**DIRECTIONS FOR THIS TASK:**
Please give the data below again in full, exactly as it stands.

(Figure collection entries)
○ ○ ○ ○ ○

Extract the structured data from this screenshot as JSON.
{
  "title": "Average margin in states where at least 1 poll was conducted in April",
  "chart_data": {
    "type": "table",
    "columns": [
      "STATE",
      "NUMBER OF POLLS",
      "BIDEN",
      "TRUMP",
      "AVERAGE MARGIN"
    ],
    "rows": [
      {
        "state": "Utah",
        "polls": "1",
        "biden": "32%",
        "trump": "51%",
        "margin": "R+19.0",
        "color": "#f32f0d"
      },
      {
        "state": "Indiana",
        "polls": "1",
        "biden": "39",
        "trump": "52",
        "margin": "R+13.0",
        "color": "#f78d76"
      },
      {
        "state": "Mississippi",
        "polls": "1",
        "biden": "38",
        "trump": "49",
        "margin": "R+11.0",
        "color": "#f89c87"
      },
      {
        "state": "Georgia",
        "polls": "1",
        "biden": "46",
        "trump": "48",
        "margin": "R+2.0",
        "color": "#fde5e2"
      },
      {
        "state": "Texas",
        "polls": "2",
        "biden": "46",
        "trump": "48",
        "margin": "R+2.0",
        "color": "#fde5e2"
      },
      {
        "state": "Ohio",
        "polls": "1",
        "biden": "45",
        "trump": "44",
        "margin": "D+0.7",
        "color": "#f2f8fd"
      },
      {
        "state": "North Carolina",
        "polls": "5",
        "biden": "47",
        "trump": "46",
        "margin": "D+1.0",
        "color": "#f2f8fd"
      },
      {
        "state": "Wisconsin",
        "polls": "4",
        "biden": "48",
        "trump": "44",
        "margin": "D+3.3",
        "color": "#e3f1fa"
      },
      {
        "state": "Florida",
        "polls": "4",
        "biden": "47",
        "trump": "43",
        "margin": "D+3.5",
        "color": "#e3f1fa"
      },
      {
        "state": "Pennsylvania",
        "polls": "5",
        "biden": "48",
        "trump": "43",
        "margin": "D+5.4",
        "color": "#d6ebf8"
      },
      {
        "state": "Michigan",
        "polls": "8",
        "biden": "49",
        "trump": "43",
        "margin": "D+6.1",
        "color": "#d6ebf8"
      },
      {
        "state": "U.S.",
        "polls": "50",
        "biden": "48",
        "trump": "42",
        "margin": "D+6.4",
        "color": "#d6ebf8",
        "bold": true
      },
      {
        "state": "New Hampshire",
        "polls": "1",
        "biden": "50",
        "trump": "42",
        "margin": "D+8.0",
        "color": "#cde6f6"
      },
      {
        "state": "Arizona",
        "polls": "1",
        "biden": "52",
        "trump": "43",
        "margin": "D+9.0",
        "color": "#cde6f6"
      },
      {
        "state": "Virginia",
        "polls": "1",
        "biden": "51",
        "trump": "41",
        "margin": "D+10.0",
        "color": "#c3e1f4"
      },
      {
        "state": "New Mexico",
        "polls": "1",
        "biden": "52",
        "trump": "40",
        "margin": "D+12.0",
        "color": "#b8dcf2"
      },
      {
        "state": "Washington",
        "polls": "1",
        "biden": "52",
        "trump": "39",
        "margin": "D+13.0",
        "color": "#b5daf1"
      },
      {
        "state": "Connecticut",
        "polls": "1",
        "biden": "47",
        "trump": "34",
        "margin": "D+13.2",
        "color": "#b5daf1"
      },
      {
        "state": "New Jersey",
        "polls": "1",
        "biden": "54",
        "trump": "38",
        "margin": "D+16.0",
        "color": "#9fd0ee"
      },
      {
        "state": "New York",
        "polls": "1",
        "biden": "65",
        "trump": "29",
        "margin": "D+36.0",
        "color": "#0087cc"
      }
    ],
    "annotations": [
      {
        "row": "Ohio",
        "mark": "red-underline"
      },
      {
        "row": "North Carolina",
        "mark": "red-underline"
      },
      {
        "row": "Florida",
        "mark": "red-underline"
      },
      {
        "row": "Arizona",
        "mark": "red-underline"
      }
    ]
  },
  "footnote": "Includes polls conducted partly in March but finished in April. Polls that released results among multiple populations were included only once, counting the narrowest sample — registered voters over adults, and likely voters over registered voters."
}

○ ○ ○ ○ ○

**SOLUTION TO THIS EXERCISE:**
Extract the structured data from this screenshot as JSON.
{
  "title": "Average margin in states where at least 1 poll was conducted in April",
  "chart_data": {
    "type": "table",
    "columns": [
      "STATE",
      "NUMBER OF POLLS",
      "BIDEN",
      "TRUMP",
      "AVERAGE MARGIN"
    ],
    "rows": [
      {
        "state": "Utah",
        "polls": "1",
        "biden": "32%",
        "trump": "51%",
        "margin": "R+19.0",
        "color": "#f32f0d"
      },
      {
        "state": "Indiana",
        "polls": "1",
        "biden": "39",
        "trump": "52",
        "margin": "R+13.0",
        "color": "#f78d76"
      },
      {
        "state": "Mississippi",
        "polls": "1",
        "biden": "38",
        "trump": "49",
        "margin": "R+11.0",
        "color": "#f89c87"
      },
      {
        "state": "Georgia",
        "polls": "1",
        "biden": "46",
        "trump": "48",
        "margin": "R+2.0",
        "color": "#fde5e2"
      },
      {
        "state": "Texas",
        "polls": "2",
        "biden": "46",
        "trump": "48",
        "margin": "R+2.0",
        "color": "#fde5e2"
      },
      {
        "state": "Ohio",
        "polls": "1",
        "biden": "45",
        "trump": "44",
        "margin": "D+0.7",
        "color": "#f2f8fd"
      },
      {
        "state": "North Carolina",
        "polls": "5",
        "biden": "47",
        "trump": "46",
        "margin": "D+1.0",
        "color": "#f2f8fd"
      },
      {
        "state": "Wisconsin",
        "polls": "4",
        "biden": "48",
        "trump": "44",
        "margin": "D+3.3",
        "color": "#e3f1fa"
      },
      {
        "state": "Florida",
        "polls": "4",
        "biden": "47",
        "trump": "43",
        "margin": "D+3.5",
        "color": "#e3f1fa"
      },
      {
        "state": "Pennsylvania",
        "polls": "5",
        "biden": "48",
        "trump": "43",
        "margin": "D+5.4",
        "color": "#d6ebf8"
      },
      {
        "state": "Michigan",
        "polls": "8",
        "biden": "49",
        "trump": "43",
        "margin": "D+6.1",
        "color": "#d6ebf8"
      },
      {
        "state": "U.S.",
        "polls": "50",
        "biden": "48",
        "trump": "42",
        "margin": "D+6.4",
        "color": "#d6ebf8",
        "bold": true
      },
      {
        "state": "New Hampshire",
        "polls": "1",
        "biden": "50",
        "trump": "42",
        "margin": "D+8.0",
        "color": "#cde6f6"
      },
      {
        "state": "Arizona",
        "polls": "1",
        "biden": "52",
        "trump": "43",
        "margin": "D+9.0",
        "color": "#cde6f6"
      },
      {
        "state": "Virginia",
        "polls": "1",
        "biden": "51",
        "trump": "41",
        "margin": "D+10.0",
        "color": "#c3e1f4"
      },
      {
        "state": "New Mexico",
        "polls": "1",
        "biden": "52",
        "trump": "40",
        "margin": "D+12.0",
        "color": "#b8dcf2"
      },
      {
        "state": "Washington",
        "polls": "1",
        "biden": "52",
        "trump": "39",
        "margin": "D+13.0",
        "color": "#b5daf1"
      },
      {
        "state": "Connecticut",
        "polls": "1",
        "biden": "47",
        "trump": "34",
        "margin": "D+13.2",
        "color": "#b5daf1"
      },
      {
        "state": "New Jersey",
        "polls": "1",
        "biden": "54",
        "trump": "38",
        "margin": "D+16.0",
        "color": "#9fd0ee"
      },
      {
        "state": "New York",
        "polls": "1",
        "biden": "65",
        "trump": "29",
        "margin": "D+36.0",
        "color": "#0087cc"
      }
    ],
    "annotations": [
      {
        "row": "Ohio",
        "mark": "red-underline"
      },
      {
        "row": "North Carolina",
        "mark": "red-underline"
      },
      {
        "row": "Florida",
        "mark": "red-underline"
      },
      {
        "row": "Arizona",
        "mark": "red-underline"
      }
    ]
  },
  "footnote": "Includes polls conducted partly in March but finished in April. Polls that released results among multiple populations were included only once, counting the narrowest sample — registered voters over adults, and likely voters over registered voters."
}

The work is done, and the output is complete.